• PROBLEM TO WORK ON:
Wherever the string "dental" appears, copy the whole line.

Records from a data collection:
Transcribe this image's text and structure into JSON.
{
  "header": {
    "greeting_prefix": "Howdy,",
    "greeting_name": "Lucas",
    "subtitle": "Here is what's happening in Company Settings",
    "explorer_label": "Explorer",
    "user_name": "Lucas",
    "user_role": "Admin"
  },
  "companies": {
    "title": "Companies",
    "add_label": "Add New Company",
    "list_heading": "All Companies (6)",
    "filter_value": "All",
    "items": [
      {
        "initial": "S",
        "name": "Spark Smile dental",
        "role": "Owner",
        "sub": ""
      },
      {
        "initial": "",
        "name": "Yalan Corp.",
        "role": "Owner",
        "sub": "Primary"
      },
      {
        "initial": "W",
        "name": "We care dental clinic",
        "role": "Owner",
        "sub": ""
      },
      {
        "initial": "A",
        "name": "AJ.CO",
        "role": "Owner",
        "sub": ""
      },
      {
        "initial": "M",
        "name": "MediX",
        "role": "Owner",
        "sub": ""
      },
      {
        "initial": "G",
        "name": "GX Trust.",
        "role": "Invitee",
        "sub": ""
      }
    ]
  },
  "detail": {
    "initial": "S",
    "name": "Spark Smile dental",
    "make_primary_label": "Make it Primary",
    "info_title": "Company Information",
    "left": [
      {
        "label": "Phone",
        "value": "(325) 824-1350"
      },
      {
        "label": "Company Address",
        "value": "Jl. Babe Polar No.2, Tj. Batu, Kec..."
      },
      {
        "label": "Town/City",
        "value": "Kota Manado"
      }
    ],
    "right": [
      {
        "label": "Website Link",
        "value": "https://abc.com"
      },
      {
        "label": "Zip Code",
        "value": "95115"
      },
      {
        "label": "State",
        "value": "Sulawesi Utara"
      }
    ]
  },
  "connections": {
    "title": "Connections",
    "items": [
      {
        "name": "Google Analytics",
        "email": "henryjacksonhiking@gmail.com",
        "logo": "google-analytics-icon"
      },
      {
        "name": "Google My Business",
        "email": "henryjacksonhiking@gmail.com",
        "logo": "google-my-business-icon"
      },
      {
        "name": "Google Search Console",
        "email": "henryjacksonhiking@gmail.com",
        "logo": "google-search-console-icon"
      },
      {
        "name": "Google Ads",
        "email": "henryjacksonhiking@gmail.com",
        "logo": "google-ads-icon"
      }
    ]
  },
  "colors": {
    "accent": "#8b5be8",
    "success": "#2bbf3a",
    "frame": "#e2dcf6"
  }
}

• FINAL RESULT:
        "name": "Spark Smile dental",
        "name": "We care dental clinic",
    "name": "Spark Smile dental",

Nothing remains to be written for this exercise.